=== Listing ===

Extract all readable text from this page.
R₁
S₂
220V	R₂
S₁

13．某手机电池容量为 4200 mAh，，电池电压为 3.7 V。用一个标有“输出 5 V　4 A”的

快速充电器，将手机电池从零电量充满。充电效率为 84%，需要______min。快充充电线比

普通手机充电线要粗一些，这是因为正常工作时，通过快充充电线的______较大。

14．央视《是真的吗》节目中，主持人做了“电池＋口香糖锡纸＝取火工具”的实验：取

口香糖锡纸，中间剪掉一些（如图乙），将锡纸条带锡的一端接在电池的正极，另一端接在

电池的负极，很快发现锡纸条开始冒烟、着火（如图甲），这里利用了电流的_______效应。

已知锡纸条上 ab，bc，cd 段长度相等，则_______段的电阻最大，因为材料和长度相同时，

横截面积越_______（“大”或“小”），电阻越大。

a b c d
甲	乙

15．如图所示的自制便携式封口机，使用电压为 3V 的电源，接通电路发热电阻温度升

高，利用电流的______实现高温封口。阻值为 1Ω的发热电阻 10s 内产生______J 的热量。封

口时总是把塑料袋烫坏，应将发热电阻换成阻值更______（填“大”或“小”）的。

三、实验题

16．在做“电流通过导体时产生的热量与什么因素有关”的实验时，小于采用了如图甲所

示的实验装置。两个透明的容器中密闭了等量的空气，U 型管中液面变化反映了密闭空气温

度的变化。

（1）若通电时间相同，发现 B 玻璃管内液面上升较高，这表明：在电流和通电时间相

===

== What to produce ==
Copy out each record exactly as given, omitting none.

== Task response ==
Extract all readable text from this page.
R₁
S₂
220V	R₂
S₁

13．某手机电池容量为 4200 mAh，，电池电压为 3.7 V。用一个标有“输出 5 V　4 A”的

快速充电器，将手机电池从零电量充满。充电效率为 84%，需要______min。快充充电线比

普通手机充电线要粗一些，这是因为正常工作时，通过快充充电线的______较大。

14．央视《是真的吗》节目中，主持人做了“电池＋口香糖锡纸＝取火工具”的实验：取

口香糖锡纸，中间剪掉一些（如图乙），将锡纸条带锡的一端接在电池的正极，另一端接在

电池的负极，很快发现锡纸条开始冒烟、着火（如图甲），这里利用了电流的_______效应。

已知锡纸条上 ab，bc，cd 段长度相等，则_______段的电阻最大，因为材料和长度相同时，

横截面积越_______（“大”或“小”），电阻越大。

a b c d
甲	乙

15．如图所示的自制便携式封口机，使用电压为 3V 的电源，接通电路发热电阻温度升

高，利用电流的______实现高温封口。阻值为 1Ω的发热电阻 10s 内产生______J 的热量。封

口时总是把塑料袋烫坏，应将发热电阻换成阻值更______（填“大”或“小”）的。

三、实验题

16．在做“电流通过导体时产生的热量与什么因素有关”的实验时，小于采用了如图甲所

示的实验装置。两个透明的容器中密闭了等量的空气，U 型管中液面变化反映了密闭空气温

度的变化。

（1）若通电时间相同，发现 B 玻璃管内液面上升较高，这表明：在电流和通电时间相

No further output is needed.